Every line that includes the word "extremes" is to be listed.
┄┄┄┄┄┄┄┄┄┄┄┄┄┄┄┄┄┄┄┄
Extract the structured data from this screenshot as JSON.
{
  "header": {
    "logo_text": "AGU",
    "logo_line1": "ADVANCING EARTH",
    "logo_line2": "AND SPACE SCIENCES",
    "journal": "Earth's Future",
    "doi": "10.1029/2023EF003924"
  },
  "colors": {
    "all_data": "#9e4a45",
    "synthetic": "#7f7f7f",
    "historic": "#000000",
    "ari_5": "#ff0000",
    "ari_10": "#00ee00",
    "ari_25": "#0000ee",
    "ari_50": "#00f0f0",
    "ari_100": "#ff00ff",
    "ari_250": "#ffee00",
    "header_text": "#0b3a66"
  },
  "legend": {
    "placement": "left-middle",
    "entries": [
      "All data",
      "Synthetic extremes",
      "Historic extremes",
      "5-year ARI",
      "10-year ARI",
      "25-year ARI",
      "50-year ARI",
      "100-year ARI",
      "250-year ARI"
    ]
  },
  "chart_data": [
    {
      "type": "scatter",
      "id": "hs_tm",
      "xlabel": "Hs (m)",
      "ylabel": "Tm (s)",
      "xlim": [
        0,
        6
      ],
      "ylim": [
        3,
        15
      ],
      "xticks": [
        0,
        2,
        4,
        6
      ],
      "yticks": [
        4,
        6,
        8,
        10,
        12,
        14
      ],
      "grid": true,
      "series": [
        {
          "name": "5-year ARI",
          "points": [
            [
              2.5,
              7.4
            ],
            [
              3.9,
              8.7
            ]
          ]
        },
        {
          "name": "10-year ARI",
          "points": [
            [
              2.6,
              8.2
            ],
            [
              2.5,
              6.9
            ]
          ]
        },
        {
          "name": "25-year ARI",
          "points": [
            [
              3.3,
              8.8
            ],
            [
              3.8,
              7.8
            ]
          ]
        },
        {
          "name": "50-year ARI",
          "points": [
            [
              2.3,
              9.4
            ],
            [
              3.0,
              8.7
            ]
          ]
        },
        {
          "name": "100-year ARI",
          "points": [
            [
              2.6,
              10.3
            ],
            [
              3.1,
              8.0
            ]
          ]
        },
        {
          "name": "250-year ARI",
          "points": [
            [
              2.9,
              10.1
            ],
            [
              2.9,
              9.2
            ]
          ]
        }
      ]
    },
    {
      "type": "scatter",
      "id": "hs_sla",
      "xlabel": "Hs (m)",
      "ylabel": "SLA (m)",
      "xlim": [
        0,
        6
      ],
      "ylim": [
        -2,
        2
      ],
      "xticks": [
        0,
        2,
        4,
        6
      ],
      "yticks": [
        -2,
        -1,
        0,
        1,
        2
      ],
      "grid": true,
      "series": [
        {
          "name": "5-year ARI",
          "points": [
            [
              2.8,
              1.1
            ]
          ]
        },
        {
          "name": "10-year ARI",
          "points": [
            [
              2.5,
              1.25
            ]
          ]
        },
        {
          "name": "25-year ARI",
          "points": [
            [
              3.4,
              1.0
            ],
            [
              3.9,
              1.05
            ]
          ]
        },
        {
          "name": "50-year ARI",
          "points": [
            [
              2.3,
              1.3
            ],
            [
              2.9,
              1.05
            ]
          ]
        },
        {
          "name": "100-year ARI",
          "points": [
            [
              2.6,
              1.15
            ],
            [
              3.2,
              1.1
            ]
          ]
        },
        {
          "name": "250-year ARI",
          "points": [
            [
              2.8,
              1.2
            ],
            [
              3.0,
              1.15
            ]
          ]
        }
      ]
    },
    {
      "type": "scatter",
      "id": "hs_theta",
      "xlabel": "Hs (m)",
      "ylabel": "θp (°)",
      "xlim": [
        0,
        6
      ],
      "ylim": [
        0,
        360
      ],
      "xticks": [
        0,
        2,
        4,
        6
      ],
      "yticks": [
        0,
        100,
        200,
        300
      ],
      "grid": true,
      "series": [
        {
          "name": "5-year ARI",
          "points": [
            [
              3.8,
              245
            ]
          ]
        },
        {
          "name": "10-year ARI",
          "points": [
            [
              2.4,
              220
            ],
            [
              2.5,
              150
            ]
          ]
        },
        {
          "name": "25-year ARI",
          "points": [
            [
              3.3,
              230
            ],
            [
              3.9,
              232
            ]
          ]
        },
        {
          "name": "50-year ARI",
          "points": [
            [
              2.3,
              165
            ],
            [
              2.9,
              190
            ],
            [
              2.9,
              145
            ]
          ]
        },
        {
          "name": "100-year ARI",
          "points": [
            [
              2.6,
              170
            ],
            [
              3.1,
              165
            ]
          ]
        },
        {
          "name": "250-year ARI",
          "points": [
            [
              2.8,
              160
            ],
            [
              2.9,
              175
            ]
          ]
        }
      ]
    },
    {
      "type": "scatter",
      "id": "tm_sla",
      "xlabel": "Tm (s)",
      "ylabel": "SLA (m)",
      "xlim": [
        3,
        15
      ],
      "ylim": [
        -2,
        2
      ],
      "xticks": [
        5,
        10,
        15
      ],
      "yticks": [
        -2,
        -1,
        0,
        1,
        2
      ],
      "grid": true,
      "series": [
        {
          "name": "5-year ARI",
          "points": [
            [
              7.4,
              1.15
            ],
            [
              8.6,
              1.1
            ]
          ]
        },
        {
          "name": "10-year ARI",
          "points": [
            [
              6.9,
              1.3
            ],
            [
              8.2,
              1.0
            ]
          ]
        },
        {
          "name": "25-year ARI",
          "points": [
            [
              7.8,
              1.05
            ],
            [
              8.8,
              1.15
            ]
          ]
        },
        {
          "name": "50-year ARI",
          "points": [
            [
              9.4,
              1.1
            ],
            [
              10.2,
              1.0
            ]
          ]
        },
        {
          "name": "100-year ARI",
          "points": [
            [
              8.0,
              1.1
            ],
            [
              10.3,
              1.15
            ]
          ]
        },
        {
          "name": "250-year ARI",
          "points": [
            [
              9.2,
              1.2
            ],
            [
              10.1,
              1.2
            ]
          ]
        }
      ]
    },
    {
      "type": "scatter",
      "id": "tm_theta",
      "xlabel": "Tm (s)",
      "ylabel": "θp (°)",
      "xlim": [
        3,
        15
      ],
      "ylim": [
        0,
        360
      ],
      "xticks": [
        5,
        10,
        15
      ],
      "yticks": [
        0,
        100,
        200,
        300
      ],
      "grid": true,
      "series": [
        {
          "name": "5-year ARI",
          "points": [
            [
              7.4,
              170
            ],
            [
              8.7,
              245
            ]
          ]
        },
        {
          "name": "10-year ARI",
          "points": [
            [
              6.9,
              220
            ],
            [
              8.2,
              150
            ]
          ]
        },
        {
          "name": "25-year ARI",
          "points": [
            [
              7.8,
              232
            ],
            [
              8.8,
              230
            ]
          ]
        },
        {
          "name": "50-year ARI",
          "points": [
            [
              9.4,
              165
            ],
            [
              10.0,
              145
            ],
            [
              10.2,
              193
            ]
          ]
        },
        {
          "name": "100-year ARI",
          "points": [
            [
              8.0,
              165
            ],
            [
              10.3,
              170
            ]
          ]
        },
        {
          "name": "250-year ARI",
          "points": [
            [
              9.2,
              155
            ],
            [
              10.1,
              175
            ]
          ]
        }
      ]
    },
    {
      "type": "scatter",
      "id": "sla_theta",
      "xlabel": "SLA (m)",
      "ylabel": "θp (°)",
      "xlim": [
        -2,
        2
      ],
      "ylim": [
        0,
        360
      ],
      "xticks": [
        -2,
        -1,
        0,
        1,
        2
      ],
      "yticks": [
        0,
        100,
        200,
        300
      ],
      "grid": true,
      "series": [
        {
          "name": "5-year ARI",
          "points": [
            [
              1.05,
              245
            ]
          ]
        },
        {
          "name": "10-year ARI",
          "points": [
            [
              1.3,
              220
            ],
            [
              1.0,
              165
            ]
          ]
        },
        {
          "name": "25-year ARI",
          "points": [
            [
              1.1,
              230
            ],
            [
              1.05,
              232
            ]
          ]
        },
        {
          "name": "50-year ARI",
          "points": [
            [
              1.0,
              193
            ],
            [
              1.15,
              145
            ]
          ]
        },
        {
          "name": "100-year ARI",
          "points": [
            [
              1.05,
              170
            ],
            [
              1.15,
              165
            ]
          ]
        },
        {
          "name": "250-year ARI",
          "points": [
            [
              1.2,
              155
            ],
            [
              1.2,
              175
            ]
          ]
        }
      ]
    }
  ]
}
┄┄┄┄┄┄┄┄┄┄┄┄┄┄┄┄┄┄┄┄
* **COMPLETE OUTPUT**:
      "Synthetic extremes",
      "Historic extremes",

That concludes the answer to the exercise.